*TASK OBJECTIVE*:
Gather each line of the entries below that includes "Average".

───

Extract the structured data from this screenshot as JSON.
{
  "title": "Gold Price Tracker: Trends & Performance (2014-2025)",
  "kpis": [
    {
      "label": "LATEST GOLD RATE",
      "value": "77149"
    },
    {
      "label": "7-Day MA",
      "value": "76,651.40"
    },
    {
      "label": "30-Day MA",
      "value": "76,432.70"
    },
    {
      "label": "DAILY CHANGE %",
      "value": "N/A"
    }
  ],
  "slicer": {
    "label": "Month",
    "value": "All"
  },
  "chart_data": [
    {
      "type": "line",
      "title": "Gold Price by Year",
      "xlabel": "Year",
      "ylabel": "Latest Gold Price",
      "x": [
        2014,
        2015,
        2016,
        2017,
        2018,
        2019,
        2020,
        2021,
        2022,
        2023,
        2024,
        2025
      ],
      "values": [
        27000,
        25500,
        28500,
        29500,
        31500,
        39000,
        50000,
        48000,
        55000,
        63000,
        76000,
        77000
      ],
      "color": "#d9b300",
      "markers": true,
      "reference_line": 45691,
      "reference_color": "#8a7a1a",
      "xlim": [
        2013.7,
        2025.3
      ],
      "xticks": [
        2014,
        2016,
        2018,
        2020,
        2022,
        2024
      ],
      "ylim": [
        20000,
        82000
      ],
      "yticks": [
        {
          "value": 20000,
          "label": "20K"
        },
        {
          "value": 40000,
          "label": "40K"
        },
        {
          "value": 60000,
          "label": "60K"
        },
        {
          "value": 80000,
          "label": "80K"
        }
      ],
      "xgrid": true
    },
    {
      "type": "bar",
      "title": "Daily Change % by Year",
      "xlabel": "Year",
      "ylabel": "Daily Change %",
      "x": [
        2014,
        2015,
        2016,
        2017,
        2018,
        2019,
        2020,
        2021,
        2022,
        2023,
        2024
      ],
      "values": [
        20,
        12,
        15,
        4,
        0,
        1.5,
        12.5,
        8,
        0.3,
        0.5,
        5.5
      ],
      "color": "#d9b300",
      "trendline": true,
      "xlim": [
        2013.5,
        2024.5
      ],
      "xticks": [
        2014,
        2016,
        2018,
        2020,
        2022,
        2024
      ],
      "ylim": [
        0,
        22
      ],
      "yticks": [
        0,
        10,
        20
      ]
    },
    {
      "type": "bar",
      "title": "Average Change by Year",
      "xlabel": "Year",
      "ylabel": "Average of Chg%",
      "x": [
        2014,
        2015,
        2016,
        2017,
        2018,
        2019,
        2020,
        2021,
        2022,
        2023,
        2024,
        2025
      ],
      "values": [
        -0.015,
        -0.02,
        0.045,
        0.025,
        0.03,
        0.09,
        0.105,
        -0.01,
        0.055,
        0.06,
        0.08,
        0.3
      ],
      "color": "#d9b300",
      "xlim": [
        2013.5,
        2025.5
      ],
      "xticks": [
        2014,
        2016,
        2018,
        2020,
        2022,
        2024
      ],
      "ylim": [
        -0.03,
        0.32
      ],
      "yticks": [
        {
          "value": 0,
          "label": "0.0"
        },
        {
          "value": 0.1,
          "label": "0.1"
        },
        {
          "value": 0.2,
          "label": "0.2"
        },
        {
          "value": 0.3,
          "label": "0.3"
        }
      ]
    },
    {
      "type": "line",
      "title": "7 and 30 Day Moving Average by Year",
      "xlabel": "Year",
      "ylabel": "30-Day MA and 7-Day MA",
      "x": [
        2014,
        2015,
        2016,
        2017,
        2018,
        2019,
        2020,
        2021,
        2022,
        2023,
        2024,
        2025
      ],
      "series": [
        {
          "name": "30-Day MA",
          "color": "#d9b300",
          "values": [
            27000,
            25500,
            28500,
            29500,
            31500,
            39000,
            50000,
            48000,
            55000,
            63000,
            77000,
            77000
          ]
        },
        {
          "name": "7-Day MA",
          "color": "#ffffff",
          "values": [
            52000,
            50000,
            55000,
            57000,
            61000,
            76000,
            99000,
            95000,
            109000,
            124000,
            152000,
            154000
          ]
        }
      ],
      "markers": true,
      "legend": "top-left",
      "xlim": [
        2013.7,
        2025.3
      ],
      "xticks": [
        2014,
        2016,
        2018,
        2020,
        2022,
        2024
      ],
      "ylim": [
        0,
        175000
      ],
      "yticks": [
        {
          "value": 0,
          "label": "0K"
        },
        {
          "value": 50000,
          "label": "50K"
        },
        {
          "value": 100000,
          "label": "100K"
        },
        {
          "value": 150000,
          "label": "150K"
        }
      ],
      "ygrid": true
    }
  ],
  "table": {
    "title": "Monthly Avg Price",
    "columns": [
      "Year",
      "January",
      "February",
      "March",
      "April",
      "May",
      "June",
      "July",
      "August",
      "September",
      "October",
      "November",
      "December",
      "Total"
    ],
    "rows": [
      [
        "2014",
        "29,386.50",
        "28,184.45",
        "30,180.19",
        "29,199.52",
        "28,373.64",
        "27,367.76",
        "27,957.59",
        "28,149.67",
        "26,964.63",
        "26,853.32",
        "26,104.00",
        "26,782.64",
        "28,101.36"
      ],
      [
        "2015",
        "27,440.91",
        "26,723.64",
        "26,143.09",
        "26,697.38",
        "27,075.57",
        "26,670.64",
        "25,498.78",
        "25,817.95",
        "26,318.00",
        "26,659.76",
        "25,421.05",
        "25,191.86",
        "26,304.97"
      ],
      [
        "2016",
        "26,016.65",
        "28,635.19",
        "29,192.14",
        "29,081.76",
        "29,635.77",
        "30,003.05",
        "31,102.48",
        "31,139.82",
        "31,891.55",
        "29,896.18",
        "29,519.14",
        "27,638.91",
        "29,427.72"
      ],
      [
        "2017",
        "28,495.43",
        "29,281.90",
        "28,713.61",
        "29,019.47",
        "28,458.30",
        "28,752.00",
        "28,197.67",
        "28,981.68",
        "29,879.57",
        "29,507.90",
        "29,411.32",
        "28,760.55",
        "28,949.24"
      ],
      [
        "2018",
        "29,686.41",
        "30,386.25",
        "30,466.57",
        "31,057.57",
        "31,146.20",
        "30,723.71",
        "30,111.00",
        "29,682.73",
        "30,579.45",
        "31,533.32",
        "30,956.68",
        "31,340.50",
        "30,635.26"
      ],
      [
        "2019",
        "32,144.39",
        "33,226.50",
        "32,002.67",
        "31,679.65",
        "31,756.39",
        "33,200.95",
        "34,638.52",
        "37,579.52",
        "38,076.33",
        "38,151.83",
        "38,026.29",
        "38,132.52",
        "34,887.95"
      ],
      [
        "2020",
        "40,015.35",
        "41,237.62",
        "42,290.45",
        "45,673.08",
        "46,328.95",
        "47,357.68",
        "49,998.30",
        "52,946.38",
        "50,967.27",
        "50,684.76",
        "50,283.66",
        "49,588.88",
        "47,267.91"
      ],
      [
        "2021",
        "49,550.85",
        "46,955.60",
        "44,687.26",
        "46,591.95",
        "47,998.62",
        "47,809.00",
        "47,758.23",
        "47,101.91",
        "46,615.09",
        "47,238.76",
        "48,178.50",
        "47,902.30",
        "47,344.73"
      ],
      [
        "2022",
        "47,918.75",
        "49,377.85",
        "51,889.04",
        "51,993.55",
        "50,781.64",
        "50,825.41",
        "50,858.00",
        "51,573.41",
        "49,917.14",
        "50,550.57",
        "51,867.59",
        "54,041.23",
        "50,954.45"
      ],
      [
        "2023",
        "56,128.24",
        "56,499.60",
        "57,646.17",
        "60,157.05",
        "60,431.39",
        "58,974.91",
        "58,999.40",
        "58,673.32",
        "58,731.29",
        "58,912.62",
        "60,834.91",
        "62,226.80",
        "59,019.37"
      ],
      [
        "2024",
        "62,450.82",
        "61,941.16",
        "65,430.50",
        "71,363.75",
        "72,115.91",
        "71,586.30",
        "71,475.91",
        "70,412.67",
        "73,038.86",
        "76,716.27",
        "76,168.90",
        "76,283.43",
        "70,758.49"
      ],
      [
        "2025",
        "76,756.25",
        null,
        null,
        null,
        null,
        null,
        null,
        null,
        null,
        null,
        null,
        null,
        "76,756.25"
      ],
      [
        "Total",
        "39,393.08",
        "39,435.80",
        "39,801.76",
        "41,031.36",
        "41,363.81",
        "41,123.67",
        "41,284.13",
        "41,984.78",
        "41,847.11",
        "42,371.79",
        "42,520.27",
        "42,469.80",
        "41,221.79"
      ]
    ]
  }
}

───

*FINISHED EXERCISE*:
      "title": "Average Change by Year",
      "ylabel": "Average of Chg%",
      "title": "7 and 30 Day Moving Average by Year",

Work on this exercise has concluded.